# THE TASK:
Reproduce every record below exactly as it appears.

# DATA TO PROCESS:
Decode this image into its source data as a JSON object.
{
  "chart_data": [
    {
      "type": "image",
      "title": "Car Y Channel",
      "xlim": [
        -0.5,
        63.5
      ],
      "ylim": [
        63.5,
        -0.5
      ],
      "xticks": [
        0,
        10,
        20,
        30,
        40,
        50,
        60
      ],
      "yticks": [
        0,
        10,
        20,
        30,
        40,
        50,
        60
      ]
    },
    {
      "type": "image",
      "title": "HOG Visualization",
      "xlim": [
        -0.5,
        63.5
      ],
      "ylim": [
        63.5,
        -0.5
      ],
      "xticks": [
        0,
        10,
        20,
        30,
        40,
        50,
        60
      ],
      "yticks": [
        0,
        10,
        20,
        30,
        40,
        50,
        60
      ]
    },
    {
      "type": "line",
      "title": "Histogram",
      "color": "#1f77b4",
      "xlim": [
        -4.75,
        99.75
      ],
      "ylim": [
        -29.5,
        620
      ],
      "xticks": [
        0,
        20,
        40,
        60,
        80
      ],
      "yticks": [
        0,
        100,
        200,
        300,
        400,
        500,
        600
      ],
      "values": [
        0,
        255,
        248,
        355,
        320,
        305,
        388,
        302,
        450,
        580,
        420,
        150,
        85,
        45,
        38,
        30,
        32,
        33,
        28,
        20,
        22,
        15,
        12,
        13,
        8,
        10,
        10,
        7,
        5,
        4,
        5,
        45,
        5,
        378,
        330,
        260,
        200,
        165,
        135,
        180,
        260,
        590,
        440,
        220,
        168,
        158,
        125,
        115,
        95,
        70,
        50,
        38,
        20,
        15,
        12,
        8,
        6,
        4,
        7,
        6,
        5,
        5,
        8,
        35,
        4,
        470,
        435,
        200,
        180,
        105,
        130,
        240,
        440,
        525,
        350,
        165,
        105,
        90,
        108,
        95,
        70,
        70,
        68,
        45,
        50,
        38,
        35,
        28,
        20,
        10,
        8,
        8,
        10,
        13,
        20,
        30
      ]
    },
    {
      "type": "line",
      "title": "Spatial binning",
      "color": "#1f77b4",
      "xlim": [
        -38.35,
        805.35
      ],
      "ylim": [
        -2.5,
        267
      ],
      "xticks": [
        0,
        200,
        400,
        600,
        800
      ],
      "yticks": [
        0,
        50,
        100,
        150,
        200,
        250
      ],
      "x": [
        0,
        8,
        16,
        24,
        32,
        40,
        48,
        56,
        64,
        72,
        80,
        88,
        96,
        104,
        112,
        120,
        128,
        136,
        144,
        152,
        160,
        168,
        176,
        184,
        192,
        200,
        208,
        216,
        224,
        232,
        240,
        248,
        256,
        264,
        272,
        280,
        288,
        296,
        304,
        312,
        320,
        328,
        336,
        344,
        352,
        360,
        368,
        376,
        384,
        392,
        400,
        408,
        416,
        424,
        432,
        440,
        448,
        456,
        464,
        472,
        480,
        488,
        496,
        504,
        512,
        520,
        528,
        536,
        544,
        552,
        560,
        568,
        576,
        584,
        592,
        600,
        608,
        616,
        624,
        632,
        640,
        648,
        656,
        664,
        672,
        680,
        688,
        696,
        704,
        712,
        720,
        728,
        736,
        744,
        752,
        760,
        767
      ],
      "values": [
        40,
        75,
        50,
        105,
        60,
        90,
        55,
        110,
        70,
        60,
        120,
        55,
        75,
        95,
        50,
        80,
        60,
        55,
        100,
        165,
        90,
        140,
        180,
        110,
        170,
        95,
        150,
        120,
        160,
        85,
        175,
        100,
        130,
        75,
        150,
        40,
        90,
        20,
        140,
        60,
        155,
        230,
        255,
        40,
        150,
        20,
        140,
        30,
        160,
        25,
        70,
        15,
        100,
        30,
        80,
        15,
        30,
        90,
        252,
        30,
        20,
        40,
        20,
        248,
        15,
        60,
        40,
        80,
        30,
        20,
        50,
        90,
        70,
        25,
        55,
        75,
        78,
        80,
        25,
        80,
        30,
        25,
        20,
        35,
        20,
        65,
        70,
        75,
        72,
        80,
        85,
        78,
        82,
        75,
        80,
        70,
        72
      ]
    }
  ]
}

# RESPONSE:
Decode this image into its source data as a JSON object.
{
  "chart_data": [
    {
      "type": "image",
      "title": "Car Y Channel",
      "xlim": [
        -0.5,
        63.5
      ],
      "ylim": [
        63.5,
        -0.5
      ],
      "xticks": [
        0,
        10,
        20,
        30,
        40,
        50,
        60
      ],
      "yticks": [
        0,
        10,
        20,
        30,
        40,
        50,
        60
      ]
    },
    {
      "type": "image",
      "title": "HOG Visualization",
      "xlim": [
        -0.5,
        63.5
      ],
      "ylim": [
        63.5,
        -0.5
      ],
      "xticks": [
        0,
        10,
        20,
        30,
        40,
        50,
        60
      ],
      "yticks": [
        0,
        10,
        20,
        30,
        40,
        50,
        60
      ]
    },
    {
      "type": "line",
      "title": "Histogram",
      "color": "#1f77b4",
      "xlim": [
        -4.75,
        99.75
      ],
      "ylim": [
        -29.5,
        620
      ],
      "xticks": [
        0,
        20,
        40,
        60,
        80
      ],
      "yticks": [
        0,
        100,
        200,
        300,
        400,
        500,
        600
      ],
      "values": [
        0,
        255,
        248,
        355,
        320,
        305,
        388,
        302,
        450,
        580,
        420,
        150,
        85,
        45,
        38,
        30,
        32,
        33,
        28,
        20,
        22,
        15,
        12,
        13,
        8,
        10,
        10,
        7,
        5,
        4,
        5,
        45,
        5,
        378,
        330,
        260,
        200,
        165,
        135,
        180,
        260,
        590,
        440,
        220,
        168,
        158,
        125,
        115,
        95,
        70,
        50,
        38,
        20,
        15,
        12,
        8,
        6,
        4,
        7,
        6,
        5,
        5,
        8,
        35,
        4,
        470,
        435,
        200,
        180,
        105,
        130,
        240,
        440,
        525,
        350,
        165,
        105,
        90,
        108,
        95,
        70,
        70,
        68,
        45,
        50,
        38,
        35,
        28,
        20,
        10,
        8,
        8,
        10,
        13,
        20,
        30
      ]
    },
    {
      "type": "line",
      "title": "Spatial binning",
      "color": "#1f77b4",
      "xlim": [
        -38.35,
        805.35
      ],
      "ylim": [
        -2.5,
        267
      ],
      "xticks": [
        0,
        200,
        400,
        600,
        800
      ],
      "yticks": [
        0,
        50,
        100,
        150,
        200,
        250
      ],
      "x": [
        0,
        8,
        16,
        24,
        32,
        40,
        48,
        56,
        64,
        72,
        80,
        88,
        96,
        104,
        112,
        120,
        128,
        136,
        144,
        152,
        160,
        168,
        176,
        184,
        192,
        200,
        208,
        216,
        224,
        232,
        240,
        248,
        256,
        264,
        272,
        280,
        288,
        296,
        304,
        312,
        320,
        328,
        336,
        344,
        352,
        360,
        368,
        376,
        384,
        392,
        400,
        408,
        416,
        424,
        432,
        440,
        448,
        456,
        464,
        472,
        480,
        488,
        496,
        504,
        512,
        520,
        528,
        536,
        544,
        552,
        560,
        568,
        576,
        584,
        592,
        600,
        608,
        616,
        624,
        632,
        640,
        648,
        656,
        664,
        672,
        680,
        688,
        696,
        704,
        712,
        720,
        728,
        736,
        744,
        752,
        760,
        767
      ],
      "values": [
        40,
        75,
        50,
        105,
        60,
        90,
        55,
        110,
        70,
        60,
        120,
        55,
        75,
        95,
        50,
        80,
        60,
        55,
        100,
        165,
        90,
        140,
        180,
        110,
        170,
        95,
        150,
        120,
        160,
        85,
        175,
        100,
        130,
        75,
        150,
        40,
        90,
        20,
        140,
        60,
        155,
        230,
        255,
        40,
        150,
        20,
        140,
        30,
        160,
        25,
        70,
        15,
        100,
        30,
        80,
        15,
        30,
        90,
        252,
        30,
        20,
        40,
        20,
        248,
        15,
        60,
        40,
        80,
        30,
        20,
        50,
        90,
        70,
        25,
        55,
        75,
        78,
        80,
        25,
        80,
        30,
        25,
        20,
        35,
        20,
        65,
        70,
        75,
        72,
        80,
        85,
        78,
        82,
        75,
        80,
        70,
        72
      ]
    }
  ]
}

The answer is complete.